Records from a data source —
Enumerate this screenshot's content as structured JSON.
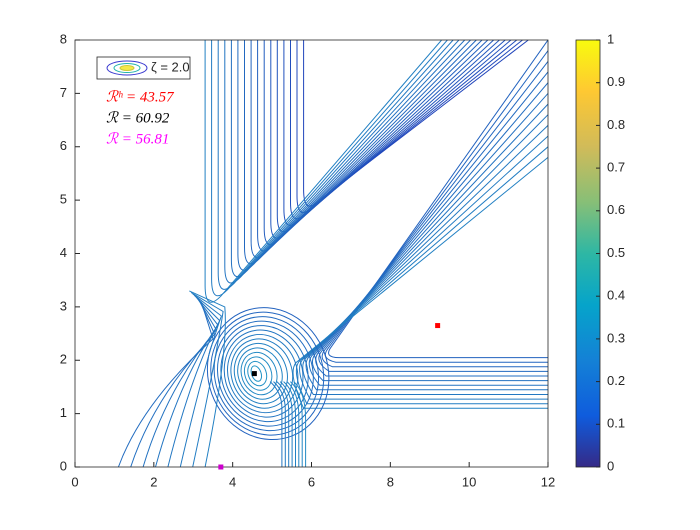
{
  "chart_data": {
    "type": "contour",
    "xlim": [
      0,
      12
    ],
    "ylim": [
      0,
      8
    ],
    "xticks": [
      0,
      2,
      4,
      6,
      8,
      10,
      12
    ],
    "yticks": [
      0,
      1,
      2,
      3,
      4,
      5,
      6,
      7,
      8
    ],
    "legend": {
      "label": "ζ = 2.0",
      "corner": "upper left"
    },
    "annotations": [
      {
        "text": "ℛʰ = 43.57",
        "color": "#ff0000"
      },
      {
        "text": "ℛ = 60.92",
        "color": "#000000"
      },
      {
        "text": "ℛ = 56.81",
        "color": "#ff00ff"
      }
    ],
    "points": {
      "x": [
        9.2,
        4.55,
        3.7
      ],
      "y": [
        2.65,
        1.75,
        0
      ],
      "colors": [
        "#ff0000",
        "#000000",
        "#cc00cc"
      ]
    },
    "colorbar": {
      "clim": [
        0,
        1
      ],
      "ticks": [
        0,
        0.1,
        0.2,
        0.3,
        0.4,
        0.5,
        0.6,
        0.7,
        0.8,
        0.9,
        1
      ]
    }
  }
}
==
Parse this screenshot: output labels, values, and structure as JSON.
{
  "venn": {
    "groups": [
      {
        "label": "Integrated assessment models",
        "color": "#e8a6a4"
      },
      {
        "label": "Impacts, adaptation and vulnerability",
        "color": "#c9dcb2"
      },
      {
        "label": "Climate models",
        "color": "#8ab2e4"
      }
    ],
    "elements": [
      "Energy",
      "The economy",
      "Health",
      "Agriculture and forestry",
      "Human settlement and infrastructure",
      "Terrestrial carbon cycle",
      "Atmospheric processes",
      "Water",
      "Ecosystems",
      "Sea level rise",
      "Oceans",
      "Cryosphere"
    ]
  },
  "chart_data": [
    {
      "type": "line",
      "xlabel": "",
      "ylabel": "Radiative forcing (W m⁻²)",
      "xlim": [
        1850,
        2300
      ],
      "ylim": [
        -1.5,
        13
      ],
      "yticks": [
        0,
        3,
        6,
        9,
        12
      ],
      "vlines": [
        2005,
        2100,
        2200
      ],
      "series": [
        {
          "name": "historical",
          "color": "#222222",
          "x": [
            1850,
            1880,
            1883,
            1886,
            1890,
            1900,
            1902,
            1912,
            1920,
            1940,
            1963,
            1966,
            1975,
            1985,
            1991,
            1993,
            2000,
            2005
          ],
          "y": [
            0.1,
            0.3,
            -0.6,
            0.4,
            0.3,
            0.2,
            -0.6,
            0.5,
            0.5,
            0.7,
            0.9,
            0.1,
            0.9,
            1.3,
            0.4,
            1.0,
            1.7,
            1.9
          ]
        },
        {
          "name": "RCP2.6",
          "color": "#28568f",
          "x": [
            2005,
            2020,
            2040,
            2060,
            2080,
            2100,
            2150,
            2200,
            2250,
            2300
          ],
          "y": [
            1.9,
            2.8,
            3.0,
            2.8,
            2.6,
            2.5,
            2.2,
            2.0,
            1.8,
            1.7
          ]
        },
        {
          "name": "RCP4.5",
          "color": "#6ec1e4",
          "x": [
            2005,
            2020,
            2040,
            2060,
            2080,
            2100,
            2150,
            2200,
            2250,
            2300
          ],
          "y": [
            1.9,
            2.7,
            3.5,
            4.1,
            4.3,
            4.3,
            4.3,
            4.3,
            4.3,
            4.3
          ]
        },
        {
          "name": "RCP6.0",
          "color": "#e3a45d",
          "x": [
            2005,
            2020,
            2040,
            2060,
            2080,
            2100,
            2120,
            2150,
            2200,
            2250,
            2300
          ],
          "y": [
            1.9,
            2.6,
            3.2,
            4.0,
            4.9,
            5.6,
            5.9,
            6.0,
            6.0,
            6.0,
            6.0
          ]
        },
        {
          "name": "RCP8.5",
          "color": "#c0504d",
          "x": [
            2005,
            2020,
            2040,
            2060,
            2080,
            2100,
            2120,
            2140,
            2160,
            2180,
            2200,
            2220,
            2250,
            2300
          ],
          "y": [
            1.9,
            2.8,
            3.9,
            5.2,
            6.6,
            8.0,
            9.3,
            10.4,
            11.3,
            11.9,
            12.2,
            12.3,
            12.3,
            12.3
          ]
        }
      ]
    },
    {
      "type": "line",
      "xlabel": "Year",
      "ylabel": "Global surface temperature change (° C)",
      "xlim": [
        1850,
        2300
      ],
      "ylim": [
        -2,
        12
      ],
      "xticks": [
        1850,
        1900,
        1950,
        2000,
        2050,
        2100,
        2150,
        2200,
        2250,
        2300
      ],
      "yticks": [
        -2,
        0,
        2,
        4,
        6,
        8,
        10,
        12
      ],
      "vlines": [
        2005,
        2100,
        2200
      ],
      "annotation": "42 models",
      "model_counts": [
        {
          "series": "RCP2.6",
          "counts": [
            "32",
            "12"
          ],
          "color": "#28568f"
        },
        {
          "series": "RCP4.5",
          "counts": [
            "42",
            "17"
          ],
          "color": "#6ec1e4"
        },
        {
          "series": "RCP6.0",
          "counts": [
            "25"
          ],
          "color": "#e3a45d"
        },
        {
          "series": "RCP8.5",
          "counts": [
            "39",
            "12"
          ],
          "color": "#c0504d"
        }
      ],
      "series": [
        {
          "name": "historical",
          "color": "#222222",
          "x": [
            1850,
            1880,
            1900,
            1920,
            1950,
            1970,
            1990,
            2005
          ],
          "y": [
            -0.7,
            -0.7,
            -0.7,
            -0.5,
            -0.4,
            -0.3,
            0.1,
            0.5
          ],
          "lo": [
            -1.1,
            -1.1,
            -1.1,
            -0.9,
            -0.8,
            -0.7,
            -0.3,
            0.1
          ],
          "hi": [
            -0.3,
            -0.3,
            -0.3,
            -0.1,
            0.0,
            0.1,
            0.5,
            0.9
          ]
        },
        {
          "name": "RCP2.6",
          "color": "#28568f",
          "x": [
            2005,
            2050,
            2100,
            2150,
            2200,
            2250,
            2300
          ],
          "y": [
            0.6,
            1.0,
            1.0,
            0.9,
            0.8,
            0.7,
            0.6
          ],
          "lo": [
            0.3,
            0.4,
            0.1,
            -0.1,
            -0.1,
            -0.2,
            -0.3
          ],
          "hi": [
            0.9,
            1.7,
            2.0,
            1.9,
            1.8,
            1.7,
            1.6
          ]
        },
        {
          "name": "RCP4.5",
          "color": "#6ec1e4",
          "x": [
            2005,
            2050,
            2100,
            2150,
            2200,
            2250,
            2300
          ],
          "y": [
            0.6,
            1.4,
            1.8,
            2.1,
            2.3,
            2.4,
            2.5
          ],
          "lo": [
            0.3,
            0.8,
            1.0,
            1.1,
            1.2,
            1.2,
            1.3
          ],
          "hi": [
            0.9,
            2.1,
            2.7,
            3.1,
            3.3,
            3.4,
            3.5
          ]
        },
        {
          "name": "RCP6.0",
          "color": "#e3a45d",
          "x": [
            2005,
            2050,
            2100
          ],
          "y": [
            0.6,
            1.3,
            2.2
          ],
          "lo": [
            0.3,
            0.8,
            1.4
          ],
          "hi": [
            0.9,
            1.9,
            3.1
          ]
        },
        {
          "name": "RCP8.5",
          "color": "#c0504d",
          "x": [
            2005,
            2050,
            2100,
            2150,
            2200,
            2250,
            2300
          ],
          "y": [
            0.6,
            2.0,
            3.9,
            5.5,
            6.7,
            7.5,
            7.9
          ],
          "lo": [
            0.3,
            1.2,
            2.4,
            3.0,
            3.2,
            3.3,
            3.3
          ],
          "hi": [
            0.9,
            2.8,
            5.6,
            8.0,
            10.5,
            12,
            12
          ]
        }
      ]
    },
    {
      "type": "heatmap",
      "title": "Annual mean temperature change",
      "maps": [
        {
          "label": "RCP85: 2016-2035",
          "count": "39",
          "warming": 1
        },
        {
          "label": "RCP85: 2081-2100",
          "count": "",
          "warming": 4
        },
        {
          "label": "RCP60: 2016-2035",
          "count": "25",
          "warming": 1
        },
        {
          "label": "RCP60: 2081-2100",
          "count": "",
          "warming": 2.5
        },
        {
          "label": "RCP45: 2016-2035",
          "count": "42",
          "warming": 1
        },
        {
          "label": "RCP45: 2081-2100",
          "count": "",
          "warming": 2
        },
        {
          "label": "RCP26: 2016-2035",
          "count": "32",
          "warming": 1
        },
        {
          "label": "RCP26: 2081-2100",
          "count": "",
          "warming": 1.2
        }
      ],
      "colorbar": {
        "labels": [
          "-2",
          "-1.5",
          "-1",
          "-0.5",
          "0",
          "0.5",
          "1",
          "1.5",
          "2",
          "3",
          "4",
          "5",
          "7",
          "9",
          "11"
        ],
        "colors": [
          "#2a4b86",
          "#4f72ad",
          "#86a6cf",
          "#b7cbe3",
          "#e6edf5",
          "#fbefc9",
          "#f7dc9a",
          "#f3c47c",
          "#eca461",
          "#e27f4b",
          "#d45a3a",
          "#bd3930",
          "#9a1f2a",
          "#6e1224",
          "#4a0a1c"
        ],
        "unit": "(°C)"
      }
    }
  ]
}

Objective — Report the number of lines that include the string "type"; return nothing but the count.

Output below — 4